WHAT YOU NEED TO DO -
Write the entries below out again exactly; any picture in them stays out.

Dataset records
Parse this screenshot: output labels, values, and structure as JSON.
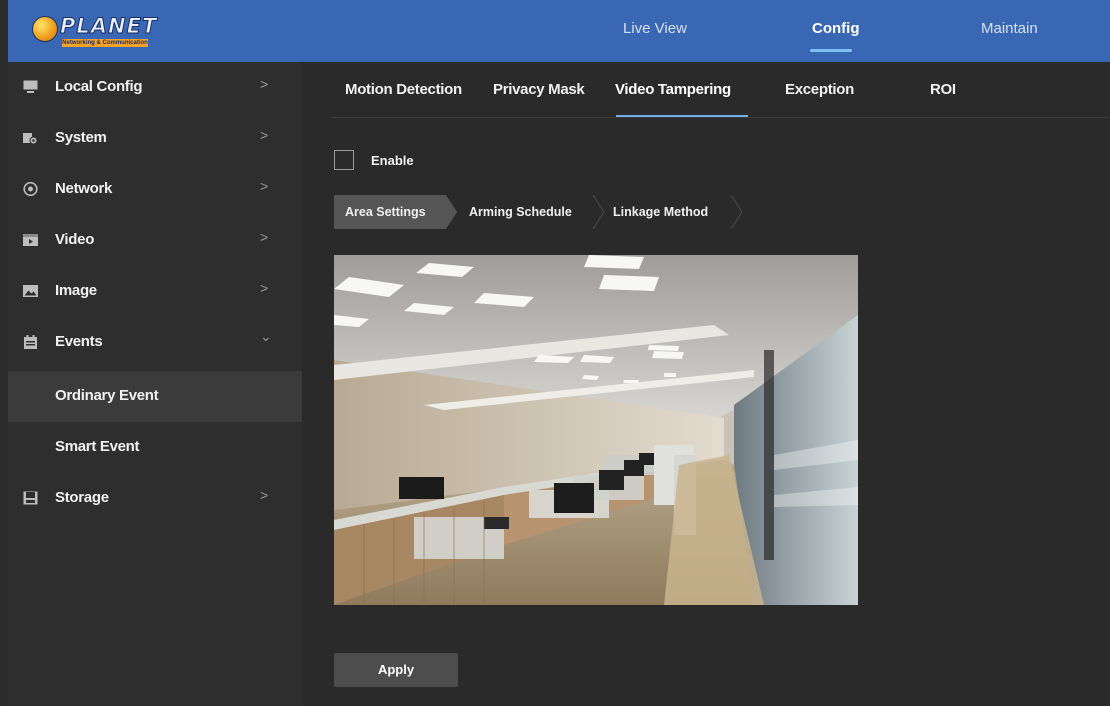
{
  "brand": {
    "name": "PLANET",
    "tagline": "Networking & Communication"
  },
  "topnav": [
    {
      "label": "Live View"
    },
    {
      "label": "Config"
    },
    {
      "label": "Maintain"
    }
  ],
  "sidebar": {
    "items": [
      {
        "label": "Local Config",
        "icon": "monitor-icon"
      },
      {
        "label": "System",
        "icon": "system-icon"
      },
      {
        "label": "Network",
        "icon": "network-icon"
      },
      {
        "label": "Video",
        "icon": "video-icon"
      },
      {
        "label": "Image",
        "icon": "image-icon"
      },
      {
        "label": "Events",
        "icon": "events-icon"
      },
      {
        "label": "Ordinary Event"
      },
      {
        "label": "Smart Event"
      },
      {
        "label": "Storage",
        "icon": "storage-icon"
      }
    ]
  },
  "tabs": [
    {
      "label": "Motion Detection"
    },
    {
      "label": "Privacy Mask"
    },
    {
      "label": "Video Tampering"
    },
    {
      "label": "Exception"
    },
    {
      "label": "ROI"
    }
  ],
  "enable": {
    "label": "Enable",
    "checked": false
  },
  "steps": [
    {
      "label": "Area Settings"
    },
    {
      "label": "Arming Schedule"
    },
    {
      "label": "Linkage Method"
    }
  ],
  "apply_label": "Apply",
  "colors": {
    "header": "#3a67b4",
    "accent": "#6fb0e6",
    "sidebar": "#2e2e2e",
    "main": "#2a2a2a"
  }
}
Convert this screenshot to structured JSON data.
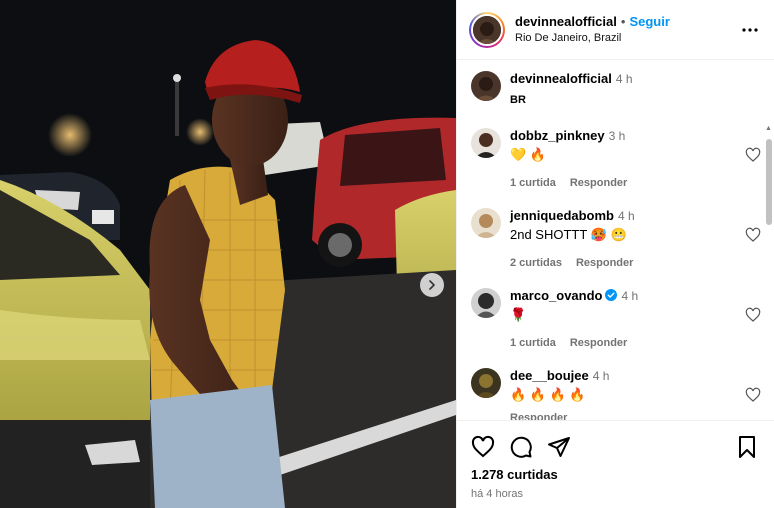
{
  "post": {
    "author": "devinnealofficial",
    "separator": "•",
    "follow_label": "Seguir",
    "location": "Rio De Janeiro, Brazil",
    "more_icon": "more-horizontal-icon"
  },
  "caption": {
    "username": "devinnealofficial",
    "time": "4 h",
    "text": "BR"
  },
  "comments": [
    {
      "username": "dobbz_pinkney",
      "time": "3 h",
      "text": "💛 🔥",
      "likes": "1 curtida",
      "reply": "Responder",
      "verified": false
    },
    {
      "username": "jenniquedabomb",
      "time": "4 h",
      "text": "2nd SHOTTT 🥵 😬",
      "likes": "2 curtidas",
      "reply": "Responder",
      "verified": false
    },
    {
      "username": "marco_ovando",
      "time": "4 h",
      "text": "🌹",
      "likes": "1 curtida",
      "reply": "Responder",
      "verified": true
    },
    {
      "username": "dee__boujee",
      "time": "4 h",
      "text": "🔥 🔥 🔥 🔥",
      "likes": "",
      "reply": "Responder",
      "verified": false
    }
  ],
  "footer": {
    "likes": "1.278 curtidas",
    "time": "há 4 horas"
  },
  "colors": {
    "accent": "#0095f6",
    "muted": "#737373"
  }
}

EXERCISE RESULT -
Parse this screenshot: output labels, values, and structure as JSON.
{
  "brand": {
    "name": "PLANET",
    "tagline": "Networking & Communication"
  },
  "topnav": [
    {
      "label": "Live View"
    },
    {
      "label": "Config"
    },
    {
      "label": "Maintain"
    }
  ],
  "sidebar": {
    "items": [
      {
        "label": "Local Config",
        "icon": "monitor-icon"
      },
      {
        "label": "System",
        "icon": "system-icon"
      },
      {
        "label": "Network",
        "icon": "network-icon"
      },
      {
        "label": "Video",
        "icon": "video-icon"
      },
      {
        "label": "Image",
        "icon": "image-icon"
      },
      {
        "label": "Events",
        "icon": "events-icon"
      },
      {
        "label": "Ordinary Event"
      },
      {
        "label": "Smart Event"
      },
      {
        "label": "Storage",
        "icon": "storage-icon"
      }
    ]
  },
  "tabs": [
    {
      "label": "Motion Detection"
    },
    {
      "label": "Privacy Mask"
    },
    {
      "label": "Video Tampering"
    },
    {
      "label": "Exception"
    },
    {
      "label": "ROI"
    }
  ],
  "enable": {
    "label": "Enable",
    "checked": false
  },
  "steps": [
    {
      "label": "Area Settings"
    },
    {
      "label": "Arming Schedule"
    },
    {
      "label": "Linkage Method"
    }
  ],
  "apply_label": "Apply",
  "colors": {
    "header": "#3a67b4",
    "accent": "#6fb0e6",
    "sidebar": "#2e2e2e",
    "main": "#2a2a2a"
  }
}
Convert this screenshot to structured JSON data.
{
  "post": {
    "author": "devinnealofficial",
    "separator": "•",
    "follow_label": "Seguir",
    "location": "Rio De Janeiro, Brazil",
    "more_icon": "more-horizontal-icon"
  },
  "caption": {
    "username": "devinnealofficial",
    "time": "4 h",
    "text": "BR"
  },
  "comments": [
    {
      "username": "dobbz_pinkney",
      "time": "3 h",
      "text": "💛 🔥",
      "likes": "1 curtida",
      "reply": "Responder",
      "verified": false
    },
    {
      "username": "jenniquedabomb",
      "time": "4 h",
      "text": "2nd SHOTTT 🥵 😬",
      "likes": "2 curtidas",
      "reply": "Responder",
      "verified": false
    },
    {
      "username": "marco_ovando",
      "time": "4 h",
      "text": "🌹",
      "likes": "1 curtida",
      "reply": "Responder",
      "verified": true
    },
    {
      "username": "dee__boujee",
      "time": "4 h",
      "text": "🔥 🔥 🔥 🔥",
      "likes": "",
      "reply": "Responder",
      "verified": false
    }
  ],
  "footer": {
    "likes": "1.278 curtidas",
    "time": "há 4 horas"
  },
  "colors": {
    "accent": "#0095f6",
    "muted": "#737373"
  }
}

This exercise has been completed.